- _What you should do_: Quote all of the data below exactly, please.

- _Supplied data_:

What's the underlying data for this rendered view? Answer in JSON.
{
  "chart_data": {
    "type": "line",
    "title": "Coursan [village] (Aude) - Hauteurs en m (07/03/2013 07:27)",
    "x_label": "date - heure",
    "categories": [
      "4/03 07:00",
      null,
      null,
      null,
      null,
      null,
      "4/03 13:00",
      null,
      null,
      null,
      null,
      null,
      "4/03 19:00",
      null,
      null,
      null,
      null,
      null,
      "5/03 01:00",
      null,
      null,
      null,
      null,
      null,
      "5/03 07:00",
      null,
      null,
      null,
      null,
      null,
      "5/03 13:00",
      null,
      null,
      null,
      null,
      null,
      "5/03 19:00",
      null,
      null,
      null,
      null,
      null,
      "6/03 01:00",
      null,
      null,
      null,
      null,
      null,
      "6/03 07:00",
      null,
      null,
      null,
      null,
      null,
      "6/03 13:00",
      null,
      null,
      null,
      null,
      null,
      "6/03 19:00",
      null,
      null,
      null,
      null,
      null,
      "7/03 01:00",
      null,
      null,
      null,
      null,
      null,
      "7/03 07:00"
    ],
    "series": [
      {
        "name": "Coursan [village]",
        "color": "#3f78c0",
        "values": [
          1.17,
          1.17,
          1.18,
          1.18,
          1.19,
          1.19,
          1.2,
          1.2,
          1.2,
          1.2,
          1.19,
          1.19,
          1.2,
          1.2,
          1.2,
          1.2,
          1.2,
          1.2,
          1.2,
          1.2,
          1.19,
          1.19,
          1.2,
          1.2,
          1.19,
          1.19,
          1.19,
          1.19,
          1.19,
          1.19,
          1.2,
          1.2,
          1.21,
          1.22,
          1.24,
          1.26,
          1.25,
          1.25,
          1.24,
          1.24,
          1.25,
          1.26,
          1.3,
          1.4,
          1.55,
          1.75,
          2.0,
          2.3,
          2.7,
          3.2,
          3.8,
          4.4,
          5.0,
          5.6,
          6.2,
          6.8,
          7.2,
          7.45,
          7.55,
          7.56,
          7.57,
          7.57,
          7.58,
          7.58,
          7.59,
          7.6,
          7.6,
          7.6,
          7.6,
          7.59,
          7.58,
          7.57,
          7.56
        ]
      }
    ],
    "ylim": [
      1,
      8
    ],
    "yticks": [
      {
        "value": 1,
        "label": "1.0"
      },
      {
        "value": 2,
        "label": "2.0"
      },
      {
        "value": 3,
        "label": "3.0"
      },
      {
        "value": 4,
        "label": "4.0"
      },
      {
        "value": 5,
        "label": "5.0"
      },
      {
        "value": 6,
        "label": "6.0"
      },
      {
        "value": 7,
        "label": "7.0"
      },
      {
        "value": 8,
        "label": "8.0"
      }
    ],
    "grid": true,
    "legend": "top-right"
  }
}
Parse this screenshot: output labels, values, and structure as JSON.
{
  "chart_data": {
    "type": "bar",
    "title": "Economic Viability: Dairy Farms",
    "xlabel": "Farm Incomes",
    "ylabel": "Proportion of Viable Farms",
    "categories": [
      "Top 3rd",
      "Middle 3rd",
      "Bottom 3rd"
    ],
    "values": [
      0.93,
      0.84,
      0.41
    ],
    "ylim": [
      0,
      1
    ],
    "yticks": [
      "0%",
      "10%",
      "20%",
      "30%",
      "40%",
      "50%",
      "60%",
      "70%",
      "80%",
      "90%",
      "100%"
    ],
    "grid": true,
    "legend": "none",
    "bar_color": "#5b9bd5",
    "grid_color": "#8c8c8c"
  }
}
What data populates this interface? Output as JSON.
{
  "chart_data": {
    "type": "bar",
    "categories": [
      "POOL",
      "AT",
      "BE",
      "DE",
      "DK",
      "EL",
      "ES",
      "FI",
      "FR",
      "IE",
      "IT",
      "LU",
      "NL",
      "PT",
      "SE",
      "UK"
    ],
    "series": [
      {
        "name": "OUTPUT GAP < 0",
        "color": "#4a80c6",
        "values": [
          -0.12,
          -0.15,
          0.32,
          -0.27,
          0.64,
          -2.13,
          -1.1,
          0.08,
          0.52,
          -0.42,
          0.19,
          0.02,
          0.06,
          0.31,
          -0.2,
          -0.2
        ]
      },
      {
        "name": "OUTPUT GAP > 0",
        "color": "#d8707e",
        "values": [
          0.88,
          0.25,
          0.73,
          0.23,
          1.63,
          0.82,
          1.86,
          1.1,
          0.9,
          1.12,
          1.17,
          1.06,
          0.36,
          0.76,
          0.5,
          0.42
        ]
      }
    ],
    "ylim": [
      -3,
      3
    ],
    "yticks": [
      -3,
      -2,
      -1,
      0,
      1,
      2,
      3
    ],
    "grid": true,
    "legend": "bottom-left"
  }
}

- _Finished exercise_:
What's the underlying data for this rendered view? Answer in JSON.
{
  "chart_data": {
    "type": "line",
    "title": "Coursan [village] (Aude) - Hauteurs en m (07/03/2013 07:27)",
    "x_label": "date - heure",
    "categories": [
      "4/03 07:00",
      null,
      null,
      null,
      null,
      null,
      "4/03 13:00",
      null,
      null,
      null,
      null,
      null,
      "4/03 19:00",
      null,
      null,
      null,
      null,
      null,
      "5/03 01:00",
      null,
      null,
      null,
      null,
      null,
      "5/03 07:00",
      null,
      null,
      null,
      null,
      null,
      "5/03 13:00",
      null,
      null,
      null,
      null,
      null,
      "5/03 19:00",
      null,
      null,
      null,
      null,
      null,
      "6/03 01:00",
      null,
      null,
      null,
      null,
      null,
      "6/03 07:00",
      null,
      null,
      null,
      null,
      null,
      "6/03 13:00",
      null,
      null,
      null,
      null,
      null,
      "6/03 19:00",
      null,
      null,
      null,
      null,
      null,
      "7/03 01:00",
      null,
      null,
      null,
      null,
      null,
      "7/03 07:00"
    ],
    "series": [
      {
        "name": "Coursan [village]",
        "color": "#3f78c0",
        "values": [
          1.17,
          1.17,
          1.18,
          1.18,
          1.19,
          1.19,
          1.2,
          1.2,
          1.2,
          1.2,
          1.19,
          1.19,
          1.2,
          1.2,
          1.2,
          1.2,
          1.2,
          1.2,
          1.2,
          1.2,
          1.19,
          1.19,
          1.2,
          1.2,
          1.19,
          1.19,
          1.19,
          1.19,
          1.19,
          1.19,
          1.2,
          1.2,
          1.21,
          1.22,
          1.24,
          1.26,
          1.25,
          1.25,
          1.24,
          1.24,
          1.25,
          1.26,
          1.3,
          1.4,
          1.55,
          1.75,
          2.0,
          2.3,
          2.7,
          3.2,
          3.8,
          4.4,
          5.0,
          5.6,
          6.2,
          6.8,
          7.2,
          7.45,
          7.55,
          7.56,
          7.57,
          7.57,
          7.58,
          7.58,
          7.59,
          7.6,
          7.6,
          7.6,
          7.6,
          7.59,
          7.58,
          7.57,
          7.56
        ]
      }
    ],
    "ylim": [
      1,
      8
    ],
    "yticks": [
      {
        "value": 1,
        "label": "1.0"
      },
      {
        "value": 2,
        "label": "2.0"
      },
      {
        "value": 3,
        "label": "3.0"
      },
      {
        "value": 4,
        "label": "4.0"
      },
      {
        "value": 5,
        "label": "5.0"
      },
      {
        "value": 6,
        "label": "6.0"
      },
      {
        "value": 7,
        "label": "7.0"
      },
      {
        "value": 8,
        "label": "8.0"
      }
    ],
    "grid": true,
    "legend": "top-right"
  }
}
Parse this screenshot: output labels, values, and structure as JSON.
{
  "chart_data": {
    "type": "bar",
    "title": "Economic Viability: Dairy Farms",
    "xlabel": "Farm Incomes",
    "ylabel": "Proportion of Viable Farms",
    "categories": [
      "Top 3rd",
      "Middle 3rd",
      "Bottom 3rd"
    ],
    "values": [
      0.93,
      0.84,
      0.41
    ],
    "ylim": [
      0,
      1
    ],
    "yticks": [
      "0%",
      "10%",
      "20%",
      "30%",
      "40%",
      "50%",
      "60%",
      "70%",
      "80%",
      "90%",
      "100%"
    ],
    "grid": true,
    "legend": "none",
    "bar_color": "#5b9bd5",
    "grid_color": "#8c8c8c"
  }
}
What data populates this interface? Output as JSON.
{
  "chart_data": {
    "type": "bar",
    "categories": [
      "POOL",
      "AT",
      "BE",
      "DE",
      "DK",
      "EL",
      "ES",
      "FI",
      "FR",
      "IE",
      "IT",
      "LU",
      "NL",
      "PT",
      "SE",
      "UK"
    ],
    "series": [
      {
        "name": "OUTPUT GAP < 0",
        "color": "#4a80c6",
        "values": [
          -0.12,
          -0.15,
          0.32,
          -0.27,
          0.64,
          -2.13,
          -1.1,
          0.08,
          0.52,
          -0.42,
          0.19,
          0.02,
          0.06,
          0.31,
          -0.2,
          -0.2
        ]
      },
      {
        "name": "OUTPUT GAP > 0",
        "color": "#d8707e",
        "values": [
          0.88,
          0.25,
          0.73,
          0.23,
          1.63,
          0.82,
          1.86,
          1.1,
          0.9,
          1.12,
          1.17,
          1.06,
          0.36,
          0.76,
          0.5,
          0.42
        ]
      }
    ],
    "ylim": [
      -3,
      3
    ],
    "yticks": [
      -3,
      -2,
      -1,
      0,
      1,
      2,
      3
    ],
    "grid": true,
    "legend": "bottom-left"
  }
}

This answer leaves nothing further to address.